## Required task:
Give the number of lines holding the string "Academy", and nothing else.

## Provided material:
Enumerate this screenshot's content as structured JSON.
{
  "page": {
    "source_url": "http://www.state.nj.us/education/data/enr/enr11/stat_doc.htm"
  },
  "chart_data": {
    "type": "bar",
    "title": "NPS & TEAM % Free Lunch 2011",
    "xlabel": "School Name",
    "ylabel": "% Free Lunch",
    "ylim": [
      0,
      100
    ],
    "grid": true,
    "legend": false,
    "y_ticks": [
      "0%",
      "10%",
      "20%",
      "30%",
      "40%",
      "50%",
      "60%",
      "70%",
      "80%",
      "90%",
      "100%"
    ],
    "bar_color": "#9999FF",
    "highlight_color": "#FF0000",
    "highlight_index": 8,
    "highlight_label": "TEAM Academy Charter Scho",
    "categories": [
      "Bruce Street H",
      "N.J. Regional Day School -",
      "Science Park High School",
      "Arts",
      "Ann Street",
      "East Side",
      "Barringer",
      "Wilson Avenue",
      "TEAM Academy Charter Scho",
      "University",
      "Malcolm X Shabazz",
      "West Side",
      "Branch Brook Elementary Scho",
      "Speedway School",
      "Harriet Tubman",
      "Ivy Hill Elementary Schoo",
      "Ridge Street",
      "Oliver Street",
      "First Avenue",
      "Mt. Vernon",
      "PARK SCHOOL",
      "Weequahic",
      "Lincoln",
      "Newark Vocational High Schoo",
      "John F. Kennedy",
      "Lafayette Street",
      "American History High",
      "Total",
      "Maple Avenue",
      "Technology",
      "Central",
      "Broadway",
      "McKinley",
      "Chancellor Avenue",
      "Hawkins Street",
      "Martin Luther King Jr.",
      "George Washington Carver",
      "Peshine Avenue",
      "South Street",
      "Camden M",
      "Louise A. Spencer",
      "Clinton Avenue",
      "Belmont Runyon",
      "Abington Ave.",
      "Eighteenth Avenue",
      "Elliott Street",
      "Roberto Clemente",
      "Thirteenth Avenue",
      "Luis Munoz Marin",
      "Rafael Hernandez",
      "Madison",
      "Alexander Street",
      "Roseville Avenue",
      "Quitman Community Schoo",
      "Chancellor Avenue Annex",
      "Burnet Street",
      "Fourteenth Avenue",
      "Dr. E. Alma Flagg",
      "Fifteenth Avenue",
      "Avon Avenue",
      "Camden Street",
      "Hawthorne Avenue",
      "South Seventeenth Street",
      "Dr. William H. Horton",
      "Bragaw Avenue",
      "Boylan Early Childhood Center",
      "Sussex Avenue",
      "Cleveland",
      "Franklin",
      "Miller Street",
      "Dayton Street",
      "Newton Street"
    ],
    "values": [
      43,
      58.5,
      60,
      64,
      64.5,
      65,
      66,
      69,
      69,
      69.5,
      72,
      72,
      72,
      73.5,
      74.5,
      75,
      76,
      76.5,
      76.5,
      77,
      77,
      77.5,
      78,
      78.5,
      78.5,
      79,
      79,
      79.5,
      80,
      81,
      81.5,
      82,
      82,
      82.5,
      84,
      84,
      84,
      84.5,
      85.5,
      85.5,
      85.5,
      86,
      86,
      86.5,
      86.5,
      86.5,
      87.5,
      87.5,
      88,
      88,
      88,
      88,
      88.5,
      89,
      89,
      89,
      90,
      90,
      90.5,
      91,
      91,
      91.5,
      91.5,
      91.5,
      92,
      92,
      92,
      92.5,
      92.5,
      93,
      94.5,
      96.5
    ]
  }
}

## Output for this task:
2